-- Stored data entries --
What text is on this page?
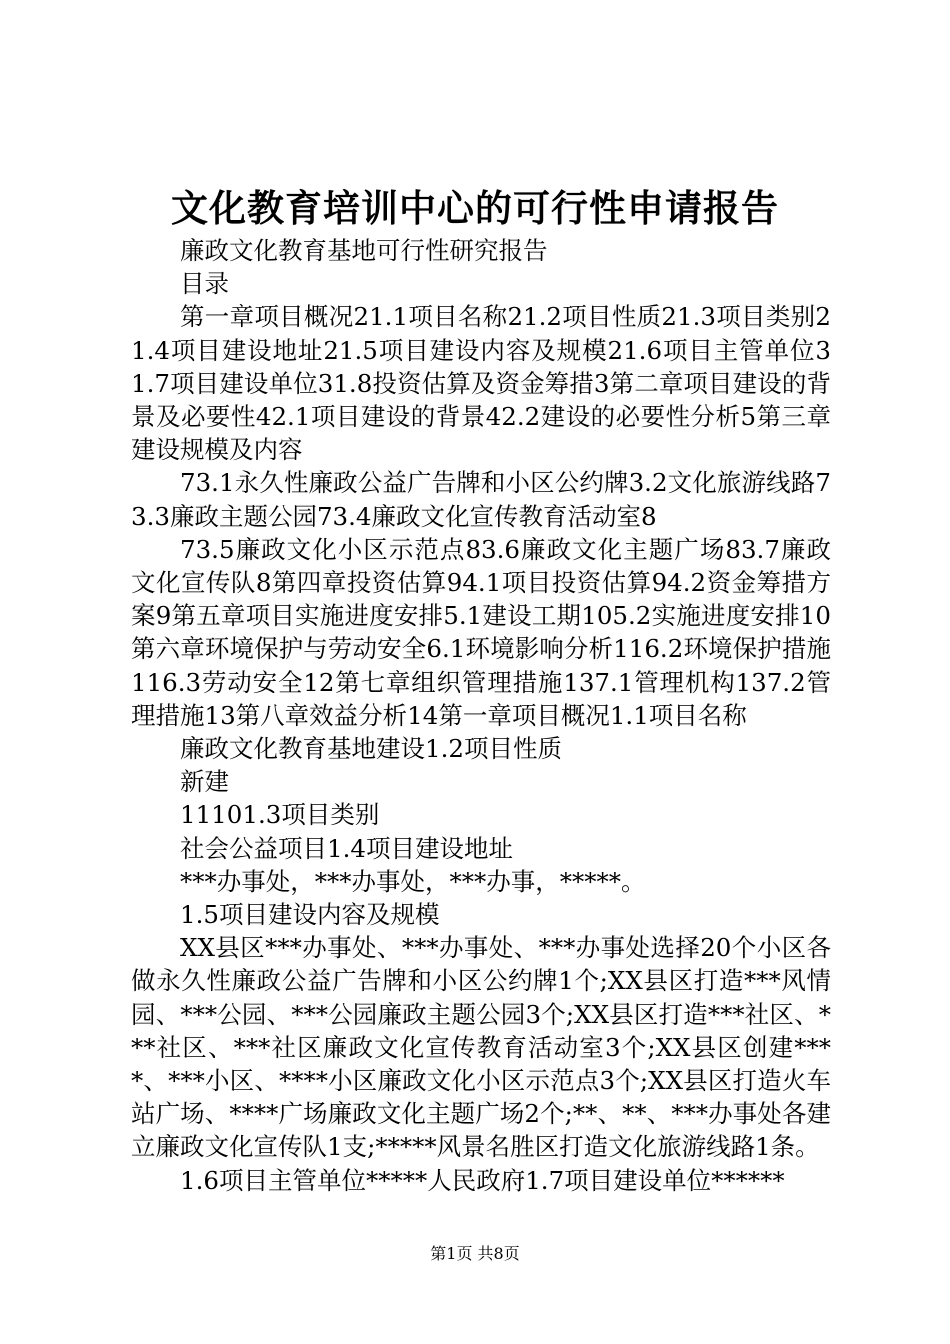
文化教育培训中心的可行性申请报告

廉政文化教育基地可行性研究报告

目录

第一章项目概况21.1项目名称21.2项目性质21.3项目类别21.4项目建设地址21.5项目建设内容及规模21.6项目主管单位31.7项目建设单位31.8投资估算及资金筹措3第二章项目建设的背景及必要性42.1项目建设的背景42.2建设的必要性分析5第三章建设规模及内容

73.1永久性廉政公益广告牌和小区公约牌3.2文化旅游线路73.3廉政主题公园73.4廉政文化宣传教育活动室8

73.5廉政文化小区示范点83.6廉政文化主题广场83.7廉政文化宣传队8第四章投资估算94.1项目投资估算94.2资金筹措方案9第五章项目实施进度安排5.1建设工期105.2实施进度安排10第六章环境保护与劳动安全6.1环境影响分析116.2环境保护措施116.3劳动安全12第七章组织管理措施137.1管理机构137.2管理措施13第八章效益分析14第一章项目概况1.1项目名称

廉政文化教育基地建设1.2项目性质

新建

11101.3项目类别

社会公益项目1.4项目建设地址

***办事处，***办事处，***办事，*****。

1.5项目建设内容及规模

XX县区***办事处、***办事处、***办事处选择20个小区各做永久性廉政公益广告牌和小区公约牌1个;XX县区打造***风情园、***公园、***公园廉政主题公园3个;XX县区打造***社区、***社区、***社区廉政文化宣传教育活动室3个;XX县区创建****、***小区、****小区廉政文化小区示范点3个;XX县区打造火车站广场、****广场廉政文化主题广场2个;**、**、***办事处各建立廉政文化宣传队1支;*****风景名胜区打造文化旅游线路1条。

1.6项目主管单位*****人民政府1.7项目建设单位******

第1页 共8页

-- Short task --
From start to finish, output the listing exactly, but omit its pictures.

-- Reply --
What text is on this page?
文化教育培训中心的可行性申请报告

廉政文化教育基地可行性研究报告

目录

第一章项目概况21.1项目名称21.2项目性质21.3项目类别21.4项目建设地址21.5项目建设内容及规模21.6项目主管单位31.7项目建设单位31.8投资估算及资金筹措3第二章项目建设的背景及必要性42.1项目建设的背景42.2建设的必要性分析5第三章建设规模及内容

73.1永久性廉政公益广告牌和小区公约牌3.2文化旅游线路73.3廉政主题公园73.4廉政文化宣传教育活动室8

73.5廉政文化小区示范点83.6廉政文化主题广场83.7廉政文化宣传队8第四章投资估算94.1项目投资估算94.2资金筹措方案9第五章项目实施进度安排5.1建设工期105.2实施进度安排10第六章环境保护与劳动安全6.1环境影响分析116.2环境保护措施116.3劳动安全12第七章组织管理措施137.1管理机构137.2管理措施13第八章效益分析14第一章项目概况1.1项目名称

廉政文化教育基地建设1.2项目性质

新建

11101.3项目类别

社会公益项目1.4项目建设地址

***办事处，***办事处，***办事，*****。

1.5项目建设内容及规模

XX县区***办事处、***办事处、***办事处选择20个小区各做永久性廉政公益广告牌和小区公约牌1个;XX县区打造***风情园、***公园、***公园廉政主题公园3个;XX县区打造***社区、***社区、***社区廉政文化宣传教育活动室3个;XX县区创建****、***小区、****小区廉政文化小区示范点3个;XX县区打造火车站广场、****广场廉政文化主题广场2个;**、**、***办事处各建立廉政文化宣传队1支;*****风景名胜区打造文化旅游线路1条。

1.6项目主管单位*****人民政府1.7项目建设单位******

第1页 共8页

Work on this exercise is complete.